Aim of the exercise
Return all lines from the listing below in which the string "Unit" occurs.

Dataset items

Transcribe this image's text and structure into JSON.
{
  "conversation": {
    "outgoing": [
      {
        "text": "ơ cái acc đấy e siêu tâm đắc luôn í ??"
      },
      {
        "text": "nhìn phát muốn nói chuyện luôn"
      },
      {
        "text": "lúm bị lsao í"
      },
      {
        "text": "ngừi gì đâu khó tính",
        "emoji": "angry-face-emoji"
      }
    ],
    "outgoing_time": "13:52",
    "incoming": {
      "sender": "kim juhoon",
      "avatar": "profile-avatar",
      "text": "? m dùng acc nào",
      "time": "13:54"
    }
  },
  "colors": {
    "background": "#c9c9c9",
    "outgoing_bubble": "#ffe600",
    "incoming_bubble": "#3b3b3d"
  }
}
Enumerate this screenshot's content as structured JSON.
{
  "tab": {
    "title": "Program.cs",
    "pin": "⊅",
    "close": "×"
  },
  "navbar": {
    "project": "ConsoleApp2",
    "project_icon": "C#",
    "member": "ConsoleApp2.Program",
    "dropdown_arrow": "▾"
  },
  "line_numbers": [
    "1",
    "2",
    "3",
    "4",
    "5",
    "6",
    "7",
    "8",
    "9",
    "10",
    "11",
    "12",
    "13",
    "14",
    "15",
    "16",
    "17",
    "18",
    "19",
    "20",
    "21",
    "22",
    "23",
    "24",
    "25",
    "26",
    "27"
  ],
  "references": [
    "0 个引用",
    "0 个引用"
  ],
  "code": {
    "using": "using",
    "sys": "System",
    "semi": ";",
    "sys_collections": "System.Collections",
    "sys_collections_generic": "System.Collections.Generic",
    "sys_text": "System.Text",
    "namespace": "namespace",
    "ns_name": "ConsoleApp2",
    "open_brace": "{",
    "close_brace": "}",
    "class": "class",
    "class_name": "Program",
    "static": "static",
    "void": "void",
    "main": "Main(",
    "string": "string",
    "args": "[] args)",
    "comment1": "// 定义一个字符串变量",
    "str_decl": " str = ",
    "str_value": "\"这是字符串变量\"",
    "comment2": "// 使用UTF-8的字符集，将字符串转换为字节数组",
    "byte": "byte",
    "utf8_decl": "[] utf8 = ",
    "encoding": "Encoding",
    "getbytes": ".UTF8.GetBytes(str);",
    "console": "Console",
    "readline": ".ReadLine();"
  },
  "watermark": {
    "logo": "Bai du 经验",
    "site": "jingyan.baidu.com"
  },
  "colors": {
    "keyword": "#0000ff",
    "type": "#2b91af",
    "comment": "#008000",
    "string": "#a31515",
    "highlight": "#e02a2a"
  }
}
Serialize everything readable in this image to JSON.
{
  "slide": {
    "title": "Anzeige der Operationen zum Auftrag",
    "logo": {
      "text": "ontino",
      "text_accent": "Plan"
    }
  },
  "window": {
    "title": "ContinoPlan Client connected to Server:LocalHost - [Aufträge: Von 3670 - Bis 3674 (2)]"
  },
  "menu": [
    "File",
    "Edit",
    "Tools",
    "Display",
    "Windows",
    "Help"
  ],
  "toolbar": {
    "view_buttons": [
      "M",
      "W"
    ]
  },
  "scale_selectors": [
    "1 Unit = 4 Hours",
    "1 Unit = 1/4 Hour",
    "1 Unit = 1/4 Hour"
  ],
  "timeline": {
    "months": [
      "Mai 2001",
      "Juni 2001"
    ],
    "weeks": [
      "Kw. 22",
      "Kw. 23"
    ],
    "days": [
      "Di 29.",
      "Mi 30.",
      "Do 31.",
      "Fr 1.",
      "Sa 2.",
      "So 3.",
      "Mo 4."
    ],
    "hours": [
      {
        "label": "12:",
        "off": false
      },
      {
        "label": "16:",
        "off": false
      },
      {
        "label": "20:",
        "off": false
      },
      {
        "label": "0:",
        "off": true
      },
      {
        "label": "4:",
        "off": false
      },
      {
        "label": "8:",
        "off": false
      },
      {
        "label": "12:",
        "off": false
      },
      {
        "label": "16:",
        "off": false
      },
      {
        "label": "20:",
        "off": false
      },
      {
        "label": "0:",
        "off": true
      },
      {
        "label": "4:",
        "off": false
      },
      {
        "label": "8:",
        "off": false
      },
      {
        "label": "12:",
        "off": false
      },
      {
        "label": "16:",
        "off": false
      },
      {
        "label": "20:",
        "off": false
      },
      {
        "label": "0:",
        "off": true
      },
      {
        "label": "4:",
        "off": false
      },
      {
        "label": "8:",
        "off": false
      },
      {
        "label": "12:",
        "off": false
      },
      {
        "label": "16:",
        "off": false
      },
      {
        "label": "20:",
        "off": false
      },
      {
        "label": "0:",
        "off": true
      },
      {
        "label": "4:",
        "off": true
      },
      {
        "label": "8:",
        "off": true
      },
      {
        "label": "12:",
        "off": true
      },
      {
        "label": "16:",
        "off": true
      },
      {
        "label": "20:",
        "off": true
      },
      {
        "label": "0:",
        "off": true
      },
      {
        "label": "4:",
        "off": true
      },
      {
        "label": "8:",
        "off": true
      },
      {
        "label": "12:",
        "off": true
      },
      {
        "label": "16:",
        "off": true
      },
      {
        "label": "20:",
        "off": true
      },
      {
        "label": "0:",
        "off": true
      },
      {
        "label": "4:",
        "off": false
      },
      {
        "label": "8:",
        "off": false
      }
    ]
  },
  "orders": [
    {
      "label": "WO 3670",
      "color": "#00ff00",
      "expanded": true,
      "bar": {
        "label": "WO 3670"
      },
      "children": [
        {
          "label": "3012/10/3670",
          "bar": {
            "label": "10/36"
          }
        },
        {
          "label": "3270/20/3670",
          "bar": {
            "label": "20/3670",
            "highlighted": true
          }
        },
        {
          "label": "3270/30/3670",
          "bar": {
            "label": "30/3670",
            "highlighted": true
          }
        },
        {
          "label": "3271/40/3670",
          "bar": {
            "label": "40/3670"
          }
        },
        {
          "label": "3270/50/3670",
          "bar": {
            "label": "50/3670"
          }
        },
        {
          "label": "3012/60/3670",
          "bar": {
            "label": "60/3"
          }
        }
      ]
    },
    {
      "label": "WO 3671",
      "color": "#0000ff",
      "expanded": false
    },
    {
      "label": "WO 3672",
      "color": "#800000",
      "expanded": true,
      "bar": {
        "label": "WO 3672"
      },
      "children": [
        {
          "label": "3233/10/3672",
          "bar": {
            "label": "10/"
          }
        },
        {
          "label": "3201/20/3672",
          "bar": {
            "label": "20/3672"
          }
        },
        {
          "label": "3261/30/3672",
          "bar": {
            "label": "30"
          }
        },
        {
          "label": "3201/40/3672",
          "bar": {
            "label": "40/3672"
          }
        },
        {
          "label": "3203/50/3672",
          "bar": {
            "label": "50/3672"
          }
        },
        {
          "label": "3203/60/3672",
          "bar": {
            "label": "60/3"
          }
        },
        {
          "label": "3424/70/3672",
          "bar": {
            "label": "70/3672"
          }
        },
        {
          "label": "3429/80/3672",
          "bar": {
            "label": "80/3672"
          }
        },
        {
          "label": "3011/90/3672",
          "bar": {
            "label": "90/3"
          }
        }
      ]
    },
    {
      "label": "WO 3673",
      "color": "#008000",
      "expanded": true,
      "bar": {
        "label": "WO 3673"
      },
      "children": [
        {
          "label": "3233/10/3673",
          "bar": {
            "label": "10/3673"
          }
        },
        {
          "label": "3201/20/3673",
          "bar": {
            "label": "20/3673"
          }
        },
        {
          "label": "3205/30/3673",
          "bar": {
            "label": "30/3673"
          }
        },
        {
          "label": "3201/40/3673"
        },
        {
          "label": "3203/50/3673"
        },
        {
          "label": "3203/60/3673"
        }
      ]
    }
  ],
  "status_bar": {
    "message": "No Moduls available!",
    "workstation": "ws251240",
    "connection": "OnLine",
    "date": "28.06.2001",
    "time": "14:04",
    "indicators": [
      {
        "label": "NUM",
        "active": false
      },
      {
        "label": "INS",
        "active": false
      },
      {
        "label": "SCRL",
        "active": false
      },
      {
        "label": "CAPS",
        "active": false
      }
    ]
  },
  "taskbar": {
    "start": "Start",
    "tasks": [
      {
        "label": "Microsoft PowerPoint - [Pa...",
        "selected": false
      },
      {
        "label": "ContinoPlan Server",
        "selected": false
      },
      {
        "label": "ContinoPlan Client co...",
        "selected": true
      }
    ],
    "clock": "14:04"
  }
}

Written response
    "1 Unit = 4 Hours",
    "1 Unit = 1/4 Hour",
    "1 Unit = 1/4 Hour"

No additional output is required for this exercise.